◆ **What the task asks**: Read through the entries below and return each line with the word "deposits".

◆ **Records to process**:
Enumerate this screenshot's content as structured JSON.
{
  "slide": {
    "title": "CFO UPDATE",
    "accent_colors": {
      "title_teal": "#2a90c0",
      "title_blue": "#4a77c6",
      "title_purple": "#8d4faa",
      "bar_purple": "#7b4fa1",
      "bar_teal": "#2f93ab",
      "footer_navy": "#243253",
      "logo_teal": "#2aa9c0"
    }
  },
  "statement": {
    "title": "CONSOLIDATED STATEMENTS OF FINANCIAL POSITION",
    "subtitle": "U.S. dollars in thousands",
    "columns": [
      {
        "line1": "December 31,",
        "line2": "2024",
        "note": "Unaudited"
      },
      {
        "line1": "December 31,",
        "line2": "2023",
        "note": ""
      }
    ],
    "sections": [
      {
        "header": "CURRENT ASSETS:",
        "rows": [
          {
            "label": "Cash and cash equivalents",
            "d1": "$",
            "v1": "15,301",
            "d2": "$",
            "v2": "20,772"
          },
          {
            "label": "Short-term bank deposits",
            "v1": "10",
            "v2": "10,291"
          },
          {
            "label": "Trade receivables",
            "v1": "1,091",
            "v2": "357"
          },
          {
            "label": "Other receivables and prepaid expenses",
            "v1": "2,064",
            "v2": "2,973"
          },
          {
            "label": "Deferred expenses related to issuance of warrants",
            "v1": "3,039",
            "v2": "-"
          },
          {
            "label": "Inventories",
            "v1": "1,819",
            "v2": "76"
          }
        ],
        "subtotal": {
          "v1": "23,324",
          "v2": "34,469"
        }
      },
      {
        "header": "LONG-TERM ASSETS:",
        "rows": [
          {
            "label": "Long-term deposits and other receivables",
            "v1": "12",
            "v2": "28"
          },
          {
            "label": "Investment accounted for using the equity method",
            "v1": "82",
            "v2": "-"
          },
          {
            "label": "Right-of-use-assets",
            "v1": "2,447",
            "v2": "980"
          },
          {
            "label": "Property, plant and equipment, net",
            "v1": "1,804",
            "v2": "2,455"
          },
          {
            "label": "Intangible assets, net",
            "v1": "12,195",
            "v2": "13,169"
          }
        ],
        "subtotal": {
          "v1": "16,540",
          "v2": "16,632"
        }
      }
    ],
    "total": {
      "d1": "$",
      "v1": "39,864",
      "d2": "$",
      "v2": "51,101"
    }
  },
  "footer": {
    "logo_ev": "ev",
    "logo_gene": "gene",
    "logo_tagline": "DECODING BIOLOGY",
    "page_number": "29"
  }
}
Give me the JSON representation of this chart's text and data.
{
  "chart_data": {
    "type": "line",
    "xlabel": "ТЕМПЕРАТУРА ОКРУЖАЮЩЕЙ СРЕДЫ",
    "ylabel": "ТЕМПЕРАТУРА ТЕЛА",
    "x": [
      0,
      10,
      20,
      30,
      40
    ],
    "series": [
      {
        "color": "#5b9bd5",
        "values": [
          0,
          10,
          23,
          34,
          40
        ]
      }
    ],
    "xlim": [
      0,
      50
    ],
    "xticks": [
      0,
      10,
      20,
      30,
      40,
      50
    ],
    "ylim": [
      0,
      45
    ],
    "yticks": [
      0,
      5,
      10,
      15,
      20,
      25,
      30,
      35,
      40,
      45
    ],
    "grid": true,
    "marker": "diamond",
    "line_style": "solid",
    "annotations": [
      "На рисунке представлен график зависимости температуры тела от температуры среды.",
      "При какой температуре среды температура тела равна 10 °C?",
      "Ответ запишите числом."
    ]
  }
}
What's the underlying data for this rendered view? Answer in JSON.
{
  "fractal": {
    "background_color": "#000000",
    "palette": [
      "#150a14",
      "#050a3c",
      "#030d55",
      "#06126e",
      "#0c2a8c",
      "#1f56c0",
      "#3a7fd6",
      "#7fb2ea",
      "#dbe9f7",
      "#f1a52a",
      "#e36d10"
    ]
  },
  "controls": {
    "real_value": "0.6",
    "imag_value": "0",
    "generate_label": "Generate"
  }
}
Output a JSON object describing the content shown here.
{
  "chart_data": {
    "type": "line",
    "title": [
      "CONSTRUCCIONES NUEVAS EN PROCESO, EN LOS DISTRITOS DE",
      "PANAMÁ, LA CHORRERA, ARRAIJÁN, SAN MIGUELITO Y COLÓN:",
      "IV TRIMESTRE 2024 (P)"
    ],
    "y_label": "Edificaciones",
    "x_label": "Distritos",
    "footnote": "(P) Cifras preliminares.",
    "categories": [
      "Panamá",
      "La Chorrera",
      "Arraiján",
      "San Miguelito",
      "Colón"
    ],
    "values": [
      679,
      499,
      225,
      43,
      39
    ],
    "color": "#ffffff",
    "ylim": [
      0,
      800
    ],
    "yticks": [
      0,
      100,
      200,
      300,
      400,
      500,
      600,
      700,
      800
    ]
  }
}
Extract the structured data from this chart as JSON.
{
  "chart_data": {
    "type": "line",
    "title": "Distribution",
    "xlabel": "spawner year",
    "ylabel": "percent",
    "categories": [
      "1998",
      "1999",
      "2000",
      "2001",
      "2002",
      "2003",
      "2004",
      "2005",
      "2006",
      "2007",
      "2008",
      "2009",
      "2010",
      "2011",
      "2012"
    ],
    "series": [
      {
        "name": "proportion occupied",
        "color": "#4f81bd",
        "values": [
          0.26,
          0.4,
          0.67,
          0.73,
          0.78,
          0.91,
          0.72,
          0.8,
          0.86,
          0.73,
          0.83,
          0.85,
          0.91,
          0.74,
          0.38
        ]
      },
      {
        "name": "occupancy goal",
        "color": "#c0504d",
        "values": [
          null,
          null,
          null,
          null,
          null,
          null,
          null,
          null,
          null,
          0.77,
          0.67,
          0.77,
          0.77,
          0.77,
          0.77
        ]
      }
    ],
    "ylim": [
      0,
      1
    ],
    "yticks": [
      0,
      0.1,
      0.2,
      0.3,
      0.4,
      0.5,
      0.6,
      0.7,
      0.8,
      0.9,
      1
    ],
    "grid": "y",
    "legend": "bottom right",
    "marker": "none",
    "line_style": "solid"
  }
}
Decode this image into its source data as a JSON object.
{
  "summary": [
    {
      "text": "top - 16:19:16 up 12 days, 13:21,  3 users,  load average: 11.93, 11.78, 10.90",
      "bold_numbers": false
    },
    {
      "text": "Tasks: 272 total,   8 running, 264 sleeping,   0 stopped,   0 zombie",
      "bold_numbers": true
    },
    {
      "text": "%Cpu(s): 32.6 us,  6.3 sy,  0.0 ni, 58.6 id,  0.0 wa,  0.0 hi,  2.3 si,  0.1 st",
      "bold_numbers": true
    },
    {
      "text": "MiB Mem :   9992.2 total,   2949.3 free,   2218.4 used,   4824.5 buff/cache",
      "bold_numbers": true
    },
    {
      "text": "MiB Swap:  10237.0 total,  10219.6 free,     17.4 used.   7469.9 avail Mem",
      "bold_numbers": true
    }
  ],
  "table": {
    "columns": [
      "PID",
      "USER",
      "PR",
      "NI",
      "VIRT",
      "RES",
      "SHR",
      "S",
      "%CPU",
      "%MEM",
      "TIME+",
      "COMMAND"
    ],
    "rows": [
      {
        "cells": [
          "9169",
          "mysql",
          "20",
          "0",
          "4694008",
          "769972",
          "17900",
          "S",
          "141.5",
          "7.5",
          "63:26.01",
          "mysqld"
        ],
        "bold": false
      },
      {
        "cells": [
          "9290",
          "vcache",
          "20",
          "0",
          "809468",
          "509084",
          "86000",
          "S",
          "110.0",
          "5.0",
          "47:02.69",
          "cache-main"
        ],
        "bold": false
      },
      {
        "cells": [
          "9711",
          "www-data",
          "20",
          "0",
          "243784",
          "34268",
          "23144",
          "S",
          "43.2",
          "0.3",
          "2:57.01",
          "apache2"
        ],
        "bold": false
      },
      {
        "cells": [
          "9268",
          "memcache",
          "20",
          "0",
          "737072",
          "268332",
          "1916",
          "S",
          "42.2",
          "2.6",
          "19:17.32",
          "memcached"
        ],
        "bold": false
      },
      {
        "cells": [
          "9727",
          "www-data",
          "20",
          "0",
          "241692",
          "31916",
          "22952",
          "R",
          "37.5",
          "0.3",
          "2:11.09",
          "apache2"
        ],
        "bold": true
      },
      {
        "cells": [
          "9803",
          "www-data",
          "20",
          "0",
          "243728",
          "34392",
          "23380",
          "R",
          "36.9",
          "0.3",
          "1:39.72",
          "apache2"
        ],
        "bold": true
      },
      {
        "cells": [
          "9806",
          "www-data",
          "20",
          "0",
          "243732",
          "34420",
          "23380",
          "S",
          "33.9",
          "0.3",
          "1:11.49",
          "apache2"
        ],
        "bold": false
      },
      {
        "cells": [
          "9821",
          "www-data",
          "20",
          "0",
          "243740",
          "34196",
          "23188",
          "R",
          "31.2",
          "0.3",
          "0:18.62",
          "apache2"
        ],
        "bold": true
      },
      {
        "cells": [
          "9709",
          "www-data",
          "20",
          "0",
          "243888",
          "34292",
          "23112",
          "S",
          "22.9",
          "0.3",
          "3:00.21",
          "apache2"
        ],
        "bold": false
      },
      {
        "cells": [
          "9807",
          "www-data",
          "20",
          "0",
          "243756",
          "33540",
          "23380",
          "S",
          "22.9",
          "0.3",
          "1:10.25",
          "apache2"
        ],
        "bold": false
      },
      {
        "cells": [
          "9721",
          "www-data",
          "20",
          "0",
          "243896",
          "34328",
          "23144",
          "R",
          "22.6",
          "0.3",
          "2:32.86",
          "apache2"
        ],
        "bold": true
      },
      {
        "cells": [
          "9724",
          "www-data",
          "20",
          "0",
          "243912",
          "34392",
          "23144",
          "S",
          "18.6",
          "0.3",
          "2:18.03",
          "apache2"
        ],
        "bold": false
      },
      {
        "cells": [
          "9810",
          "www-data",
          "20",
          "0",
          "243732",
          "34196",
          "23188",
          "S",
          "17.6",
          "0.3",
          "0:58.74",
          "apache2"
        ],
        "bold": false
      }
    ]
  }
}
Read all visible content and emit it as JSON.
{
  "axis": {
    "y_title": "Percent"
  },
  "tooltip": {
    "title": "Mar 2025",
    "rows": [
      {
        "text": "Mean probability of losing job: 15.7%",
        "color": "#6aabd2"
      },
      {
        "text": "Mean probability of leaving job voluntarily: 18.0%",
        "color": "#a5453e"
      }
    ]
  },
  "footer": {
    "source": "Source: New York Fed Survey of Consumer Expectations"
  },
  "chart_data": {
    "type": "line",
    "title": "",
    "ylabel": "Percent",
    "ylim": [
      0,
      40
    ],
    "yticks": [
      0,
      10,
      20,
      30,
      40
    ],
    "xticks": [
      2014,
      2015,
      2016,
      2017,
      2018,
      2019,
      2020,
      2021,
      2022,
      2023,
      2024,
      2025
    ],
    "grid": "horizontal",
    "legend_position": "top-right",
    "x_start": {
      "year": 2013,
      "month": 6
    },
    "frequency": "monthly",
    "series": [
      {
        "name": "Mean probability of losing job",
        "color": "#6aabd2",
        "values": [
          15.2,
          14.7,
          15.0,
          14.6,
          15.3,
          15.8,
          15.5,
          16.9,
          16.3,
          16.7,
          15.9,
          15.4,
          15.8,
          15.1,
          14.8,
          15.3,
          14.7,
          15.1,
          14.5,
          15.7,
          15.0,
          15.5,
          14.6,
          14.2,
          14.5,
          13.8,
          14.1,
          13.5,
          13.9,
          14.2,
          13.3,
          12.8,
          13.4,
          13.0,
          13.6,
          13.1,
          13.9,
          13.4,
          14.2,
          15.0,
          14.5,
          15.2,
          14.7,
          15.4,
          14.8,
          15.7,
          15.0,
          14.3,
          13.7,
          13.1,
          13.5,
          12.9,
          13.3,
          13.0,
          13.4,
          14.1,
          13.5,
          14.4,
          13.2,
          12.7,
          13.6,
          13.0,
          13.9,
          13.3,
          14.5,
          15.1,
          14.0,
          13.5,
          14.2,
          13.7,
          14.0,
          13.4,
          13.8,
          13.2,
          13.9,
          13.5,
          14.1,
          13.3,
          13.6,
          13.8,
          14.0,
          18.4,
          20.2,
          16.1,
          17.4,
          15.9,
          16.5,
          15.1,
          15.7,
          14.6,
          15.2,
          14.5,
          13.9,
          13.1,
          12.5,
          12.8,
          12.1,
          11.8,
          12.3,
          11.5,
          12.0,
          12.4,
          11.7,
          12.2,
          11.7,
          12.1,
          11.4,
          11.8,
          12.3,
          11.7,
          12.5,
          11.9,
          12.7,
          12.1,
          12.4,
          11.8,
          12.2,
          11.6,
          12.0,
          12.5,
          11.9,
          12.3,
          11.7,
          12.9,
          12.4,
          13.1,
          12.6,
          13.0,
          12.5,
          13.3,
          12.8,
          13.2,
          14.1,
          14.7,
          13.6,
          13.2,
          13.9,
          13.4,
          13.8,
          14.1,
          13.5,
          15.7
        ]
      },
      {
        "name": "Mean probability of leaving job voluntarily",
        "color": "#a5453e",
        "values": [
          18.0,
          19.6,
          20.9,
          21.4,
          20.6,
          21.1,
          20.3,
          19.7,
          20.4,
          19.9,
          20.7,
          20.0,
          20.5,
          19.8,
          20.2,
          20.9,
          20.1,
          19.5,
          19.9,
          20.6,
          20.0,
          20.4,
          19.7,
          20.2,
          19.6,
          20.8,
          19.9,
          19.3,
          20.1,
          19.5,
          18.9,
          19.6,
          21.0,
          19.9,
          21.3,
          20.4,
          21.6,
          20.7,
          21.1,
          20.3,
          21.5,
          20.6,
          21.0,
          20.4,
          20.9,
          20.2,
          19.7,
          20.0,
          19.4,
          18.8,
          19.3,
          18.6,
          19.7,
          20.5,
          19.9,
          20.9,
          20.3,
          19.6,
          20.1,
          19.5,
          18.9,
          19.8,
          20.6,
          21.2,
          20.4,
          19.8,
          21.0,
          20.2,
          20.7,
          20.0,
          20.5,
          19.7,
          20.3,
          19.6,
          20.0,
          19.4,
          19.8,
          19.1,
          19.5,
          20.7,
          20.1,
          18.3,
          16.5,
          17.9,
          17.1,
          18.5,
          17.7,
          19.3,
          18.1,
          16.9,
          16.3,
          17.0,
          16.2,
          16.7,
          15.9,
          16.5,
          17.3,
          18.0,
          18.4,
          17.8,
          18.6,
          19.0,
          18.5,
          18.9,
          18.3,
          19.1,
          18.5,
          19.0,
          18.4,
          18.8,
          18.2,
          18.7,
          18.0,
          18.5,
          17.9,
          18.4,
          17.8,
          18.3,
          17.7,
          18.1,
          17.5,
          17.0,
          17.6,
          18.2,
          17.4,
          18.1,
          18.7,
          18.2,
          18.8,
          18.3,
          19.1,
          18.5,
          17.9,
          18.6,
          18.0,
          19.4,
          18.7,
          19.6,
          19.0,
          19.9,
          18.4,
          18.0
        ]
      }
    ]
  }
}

◆ **Exercise response**:
            "label": "Short-term bank deposits",
            "label": "Long-term deposits and other receivables",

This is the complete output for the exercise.